Stored items:
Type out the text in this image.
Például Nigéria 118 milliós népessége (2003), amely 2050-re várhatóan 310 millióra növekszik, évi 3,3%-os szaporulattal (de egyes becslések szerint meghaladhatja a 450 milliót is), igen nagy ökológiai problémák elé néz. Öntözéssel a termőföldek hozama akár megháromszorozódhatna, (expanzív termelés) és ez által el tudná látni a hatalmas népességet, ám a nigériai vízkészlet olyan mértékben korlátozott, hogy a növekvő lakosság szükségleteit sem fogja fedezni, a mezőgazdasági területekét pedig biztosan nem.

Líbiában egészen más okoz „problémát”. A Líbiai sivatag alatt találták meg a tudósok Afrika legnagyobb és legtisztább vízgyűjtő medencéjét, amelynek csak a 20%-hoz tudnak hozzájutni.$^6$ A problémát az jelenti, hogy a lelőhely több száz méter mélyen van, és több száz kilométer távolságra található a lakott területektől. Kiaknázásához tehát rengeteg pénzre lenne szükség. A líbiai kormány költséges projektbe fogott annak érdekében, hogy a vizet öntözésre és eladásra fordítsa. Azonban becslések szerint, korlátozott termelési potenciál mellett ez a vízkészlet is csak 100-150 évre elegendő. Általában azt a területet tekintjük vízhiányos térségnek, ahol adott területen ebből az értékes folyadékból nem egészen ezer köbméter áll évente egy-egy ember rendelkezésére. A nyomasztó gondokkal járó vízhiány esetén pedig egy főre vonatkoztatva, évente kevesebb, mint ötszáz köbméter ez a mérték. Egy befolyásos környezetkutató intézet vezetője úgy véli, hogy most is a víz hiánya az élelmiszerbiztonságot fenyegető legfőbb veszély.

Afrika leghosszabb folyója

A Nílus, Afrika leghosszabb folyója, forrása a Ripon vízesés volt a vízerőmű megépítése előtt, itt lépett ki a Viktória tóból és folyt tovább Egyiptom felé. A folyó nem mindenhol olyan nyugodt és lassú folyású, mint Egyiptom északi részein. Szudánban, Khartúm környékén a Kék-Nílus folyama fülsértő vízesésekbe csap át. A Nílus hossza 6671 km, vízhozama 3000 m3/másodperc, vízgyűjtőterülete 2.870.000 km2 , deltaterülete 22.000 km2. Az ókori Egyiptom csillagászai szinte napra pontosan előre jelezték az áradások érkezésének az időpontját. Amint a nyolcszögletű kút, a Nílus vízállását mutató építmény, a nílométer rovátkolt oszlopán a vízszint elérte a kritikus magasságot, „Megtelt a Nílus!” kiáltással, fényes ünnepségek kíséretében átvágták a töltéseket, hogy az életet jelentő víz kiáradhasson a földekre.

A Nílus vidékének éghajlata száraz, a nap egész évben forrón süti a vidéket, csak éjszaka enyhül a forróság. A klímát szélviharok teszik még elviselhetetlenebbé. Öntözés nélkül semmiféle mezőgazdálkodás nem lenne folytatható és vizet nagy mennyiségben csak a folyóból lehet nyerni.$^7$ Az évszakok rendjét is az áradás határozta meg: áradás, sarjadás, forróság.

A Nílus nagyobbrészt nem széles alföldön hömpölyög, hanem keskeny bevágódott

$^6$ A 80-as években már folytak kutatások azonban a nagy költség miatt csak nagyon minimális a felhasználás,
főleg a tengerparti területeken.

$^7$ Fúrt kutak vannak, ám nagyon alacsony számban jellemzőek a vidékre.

» EXERCISE DIRECTIONS
How many lines of these entries contain the string "nagyon"? Reply with the number alone.

» TASK RESULT
2